BEGIN Text provided

Yeah. It's our data where we're gonna be looking for 412 to see what kind of half-life and target coverage it gives us in terms of durability and depth. That will obviously have an important role. With 942, you know, verifying our thesis of better drug exposure leads to better efficacy is a part of that thinking package. Remember, there's all of the work going on around the industry validating or potentially not validating TL1A in a range of other indications. Those pieces are all gonna come together in that 2027 timeframe and help us make decisions how to maximize the value of both assets. That's sort of the big picture. I don't know if there's anything to add to that?

Dane Leone
EVP and Chief Strategy Officer, Xencor

I mean, the technical point, Timur is in 2027 we'll have a coinciding of both the first in human healthy volunteer data for 412, as Bassil said, will give us PK/PD immunogenicity check on a novel bispecific platform and the drug properties of 412, which we're very excited about. Also we'll have that 12-week primary analysis set and induction data and ulcerative colitis from the XENITH-UC phase IIB study of 942. That will help us understand how to optimize both of those development pathways potentially in IBD or other areas.

You look ahead, we're looking to rapidly move 412 if all goes well in the first human study into proof of concept Phase II studies in patients, and that data we hope will also coincide with the maintenance period readout of the XENITH-UC study, which will occur a little later after the primary analysis set. Those two data packages together will be really powerful in informing us on how to optimize both of these programs for a longer term success and registration enabling studies.

Timur Ivannikov
Equity Research Associate, Cantor Fitzgerald

Thank you very much.

Operator

Our next question comes from Sean McCutcheon with Raymond James & Associates. You may now unmute your audio and ask your question.

Sean McCutcheon
Director, Biotechnology, Raymond James & Associates

Hey, guys. Thanks for the question. On 412, can you maybe speak a bit more to the stoichiometric considerations for the bispecific versus combination of monospecifics and your conclusions from the preclinical data that drive confidence in translating this into humans? Maybe to be a bit coy, do you expect the dosing to be driven by the TL1A component? Thanks.

END Text provided
BEGIN Data records

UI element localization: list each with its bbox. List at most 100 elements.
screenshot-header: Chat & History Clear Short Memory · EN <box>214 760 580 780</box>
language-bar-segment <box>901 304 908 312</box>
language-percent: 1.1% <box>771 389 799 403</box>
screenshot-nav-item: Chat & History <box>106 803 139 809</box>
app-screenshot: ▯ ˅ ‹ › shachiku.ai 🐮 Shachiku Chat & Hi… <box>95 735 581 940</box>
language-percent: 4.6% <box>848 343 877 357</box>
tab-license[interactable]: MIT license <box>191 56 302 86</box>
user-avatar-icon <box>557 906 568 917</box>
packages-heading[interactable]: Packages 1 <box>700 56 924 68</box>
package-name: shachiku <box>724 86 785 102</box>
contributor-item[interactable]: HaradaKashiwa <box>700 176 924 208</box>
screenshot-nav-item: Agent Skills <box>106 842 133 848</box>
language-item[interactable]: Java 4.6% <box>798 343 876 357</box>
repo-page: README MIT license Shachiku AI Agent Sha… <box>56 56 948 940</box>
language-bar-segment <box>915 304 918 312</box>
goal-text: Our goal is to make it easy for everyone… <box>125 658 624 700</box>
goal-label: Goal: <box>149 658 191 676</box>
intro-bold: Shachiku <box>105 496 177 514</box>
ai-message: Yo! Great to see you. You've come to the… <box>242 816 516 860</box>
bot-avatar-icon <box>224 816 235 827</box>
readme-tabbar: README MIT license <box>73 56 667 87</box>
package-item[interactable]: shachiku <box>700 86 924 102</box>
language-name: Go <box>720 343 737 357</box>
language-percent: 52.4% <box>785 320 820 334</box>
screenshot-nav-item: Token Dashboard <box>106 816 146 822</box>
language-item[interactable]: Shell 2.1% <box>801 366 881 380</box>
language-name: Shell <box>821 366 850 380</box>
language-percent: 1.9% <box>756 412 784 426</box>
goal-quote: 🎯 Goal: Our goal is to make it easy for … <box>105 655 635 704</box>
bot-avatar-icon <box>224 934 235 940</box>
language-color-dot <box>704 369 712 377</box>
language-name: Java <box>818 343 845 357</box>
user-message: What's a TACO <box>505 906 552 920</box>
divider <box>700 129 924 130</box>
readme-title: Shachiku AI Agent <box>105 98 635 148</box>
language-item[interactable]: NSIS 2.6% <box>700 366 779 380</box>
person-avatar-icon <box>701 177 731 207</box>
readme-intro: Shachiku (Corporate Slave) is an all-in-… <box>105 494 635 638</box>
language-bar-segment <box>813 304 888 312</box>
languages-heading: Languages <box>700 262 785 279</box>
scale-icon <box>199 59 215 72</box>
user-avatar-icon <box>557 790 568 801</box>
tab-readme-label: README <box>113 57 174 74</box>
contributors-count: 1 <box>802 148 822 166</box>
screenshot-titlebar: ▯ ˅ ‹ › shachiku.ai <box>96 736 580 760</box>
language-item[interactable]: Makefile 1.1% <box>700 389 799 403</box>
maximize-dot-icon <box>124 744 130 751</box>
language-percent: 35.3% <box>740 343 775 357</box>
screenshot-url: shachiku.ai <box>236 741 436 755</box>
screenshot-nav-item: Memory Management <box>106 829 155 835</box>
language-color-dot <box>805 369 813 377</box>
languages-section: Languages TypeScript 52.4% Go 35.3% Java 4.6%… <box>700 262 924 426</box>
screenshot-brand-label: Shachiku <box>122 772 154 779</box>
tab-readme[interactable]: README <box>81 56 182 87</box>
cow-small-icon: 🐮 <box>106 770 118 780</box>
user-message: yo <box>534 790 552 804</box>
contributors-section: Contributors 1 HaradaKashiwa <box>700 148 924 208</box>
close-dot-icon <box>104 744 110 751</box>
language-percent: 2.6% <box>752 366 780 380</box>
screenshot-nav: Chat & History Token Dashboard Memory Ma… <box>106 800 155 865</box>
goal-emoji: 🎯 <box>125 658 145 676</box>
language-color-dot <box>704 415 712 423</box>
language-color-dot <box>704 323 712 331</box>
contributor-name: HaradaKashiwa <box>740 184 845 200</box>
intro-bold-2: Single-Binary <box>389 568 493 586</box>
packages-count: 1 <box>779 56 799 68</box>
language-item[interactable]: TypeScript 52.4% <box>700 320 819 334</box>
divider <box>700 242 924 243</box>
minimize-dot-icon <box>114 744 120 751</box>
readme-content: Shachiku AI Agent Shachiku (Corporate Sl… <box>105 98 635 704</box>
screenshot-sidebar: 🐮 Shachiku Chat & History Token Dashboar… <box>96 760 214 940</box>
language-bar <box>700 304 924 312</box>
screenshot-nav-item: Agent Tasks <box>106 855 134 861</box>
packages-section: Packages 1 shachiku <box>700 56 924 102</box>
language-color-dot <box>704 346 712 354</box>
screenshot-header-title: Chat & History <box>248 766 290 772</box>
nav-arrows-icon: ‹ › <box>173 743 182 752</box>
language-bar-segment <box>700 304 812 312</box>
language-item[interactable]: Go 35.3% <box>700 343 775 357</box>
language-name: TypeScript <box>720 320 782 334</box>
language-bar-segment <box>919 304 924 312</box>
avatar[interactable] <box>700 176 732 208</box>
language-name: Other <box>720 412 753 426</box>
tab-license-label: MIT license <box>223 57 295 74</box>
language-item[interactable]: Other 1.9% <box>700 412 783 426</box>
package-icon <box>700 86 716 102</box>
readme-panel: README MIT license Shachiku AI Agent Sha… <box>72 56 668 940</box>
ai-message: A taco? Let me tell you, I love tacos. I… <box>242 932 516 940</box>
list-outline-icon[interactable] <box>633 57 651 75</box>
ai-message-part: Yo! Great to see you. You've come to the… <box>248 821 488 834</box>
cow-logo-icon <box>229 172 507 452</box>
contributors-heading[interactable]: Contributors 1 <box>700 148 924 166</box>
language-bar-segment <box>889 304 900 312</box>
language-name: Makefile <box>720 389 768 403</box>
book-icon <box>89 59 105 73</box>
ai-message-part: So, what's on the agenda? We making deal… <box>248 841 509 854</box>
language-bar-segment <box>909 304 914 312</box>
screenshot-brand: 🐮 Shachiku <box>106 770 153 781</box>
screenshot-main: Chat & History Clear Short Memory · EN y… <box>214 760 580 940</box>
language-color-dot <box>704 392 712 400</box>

END Data records

Task A —
Write out the part of the Xencor call transcript starting at "I mean, the" and ending at "or other areas.".
Task B —
Extend the Xencor call transcript from the point where it stops.
None of these entries are needed for the work on the Xencor call transcript.

Written answer A —
I mean, the technical point, Timur is in 2027 we'll have a coinciding of both the first in human healthy volunteer data for 412, as Bassil said, will give us PK/PD immunogenicity check on a novel bispecific platform and the drug properties of 412, which we're very excited about. Also we'll have that 12-week primary analysis set and induction data and ulcerative colitis from the XENITH-UC phase IIB study of 942. That will help us understand how to optimize both of those development pathways potentially in IBD or other areas.

Written answer B —
Bassil Dahiyat
President and CEO, Xencor

Yeah. That's a good framing of the question. The beauty of bispecifics is that you don't have to address all the different ways you might dose a combination together. Now, some might flip that around and say, "Oh, I can't optimize the dose of the two different arms." A part of the reason why when you really look zoom out and look at why did Xencor pick this pair of targets as its first real autoimmune bispecific, you know, something that wasn't a T-cell engager, it's because the stoichiometry has been driven by the biology here. We have seen a very, very large amount of data in humans across a decade of the excellent safety record of IL-23p19 inhibition.

In fact, better drug exposure, higher doses, you see this in post-marketing studies, higher doses give you potentially better efficacy as you get more exposure, but also the safety, the excellent safety track record seems to be maintained. Just this past weekend at DDW, I've seen a number of talks about that. You've got 1 drug class that's incredibly well-validated to be very safe where more drug seems to maintain that safety. With TL1A, certainly less data is out there. We've seen across the class now 3 different programs, different drug molecules, different antibodies with different designs also have just an outstanding track record of safety in all the reported data. We have an opportunity here to take 2 targets where we can just turn both knobs to 11, right?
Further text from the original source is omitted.